What to produce » Copy each line of the entries that contains the word "wifi".

Materials provided »
'''

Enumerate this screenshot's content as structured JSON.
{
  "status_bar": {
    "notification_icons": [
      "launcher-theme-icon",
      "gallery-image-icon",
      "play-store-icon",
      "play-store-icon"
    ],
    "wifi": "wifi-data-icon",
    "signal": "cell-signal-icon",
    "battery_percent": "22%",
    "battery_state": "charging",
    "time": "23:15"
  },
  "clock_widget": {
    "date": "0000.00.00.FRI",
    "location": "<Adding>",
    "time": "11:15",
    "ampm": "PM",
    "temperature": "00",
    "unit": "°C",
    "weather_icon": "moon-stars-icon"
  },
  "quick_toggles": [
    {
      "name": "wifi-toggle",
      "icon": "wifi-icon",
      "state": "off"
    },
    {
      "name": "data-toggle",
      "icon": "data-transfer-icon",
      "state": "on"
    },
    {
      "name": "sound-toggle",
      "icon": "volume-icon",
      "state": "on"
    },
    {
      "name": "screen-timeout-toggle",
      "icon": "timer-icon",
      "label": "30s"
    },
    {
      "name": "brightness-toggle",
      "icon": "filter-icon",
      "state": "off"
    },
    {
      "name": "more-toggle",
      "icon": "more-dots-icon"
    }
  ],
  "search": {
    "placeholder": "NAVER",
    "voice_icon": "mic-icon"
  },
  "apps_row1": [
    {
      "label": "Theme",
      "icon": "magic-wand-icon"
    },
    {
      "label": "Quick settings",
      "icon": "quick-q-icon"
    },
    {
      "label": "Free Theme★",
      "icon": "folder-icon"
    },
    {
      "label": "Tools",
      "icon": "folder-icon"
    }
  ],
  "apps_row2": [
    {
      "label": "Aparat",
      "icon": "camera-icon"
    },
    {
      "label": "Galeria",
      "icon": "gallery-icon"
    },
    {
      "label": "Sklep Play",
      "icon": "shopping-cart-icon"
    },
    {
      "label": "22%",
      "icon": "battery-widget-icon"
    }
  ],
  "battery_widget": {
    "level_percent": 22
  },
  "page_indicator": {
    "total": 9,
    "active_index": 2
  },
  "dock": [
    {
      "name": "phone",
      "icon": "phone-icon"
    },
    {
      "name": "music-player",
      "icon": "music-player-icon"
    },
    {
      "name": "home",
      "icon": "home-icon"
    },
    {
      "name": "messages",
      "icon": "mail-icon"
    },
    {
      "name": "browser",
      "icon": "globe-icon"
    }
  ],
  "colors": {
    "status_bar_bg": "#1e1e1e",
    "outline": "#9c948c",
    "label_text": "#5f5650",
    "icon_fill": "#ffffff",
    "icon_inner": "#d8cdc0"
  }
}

'''

Complete answer »
    "wifi": "wifi-data-icon",
      "name": "wifi-toggle",
      "icon": "wifi-icon",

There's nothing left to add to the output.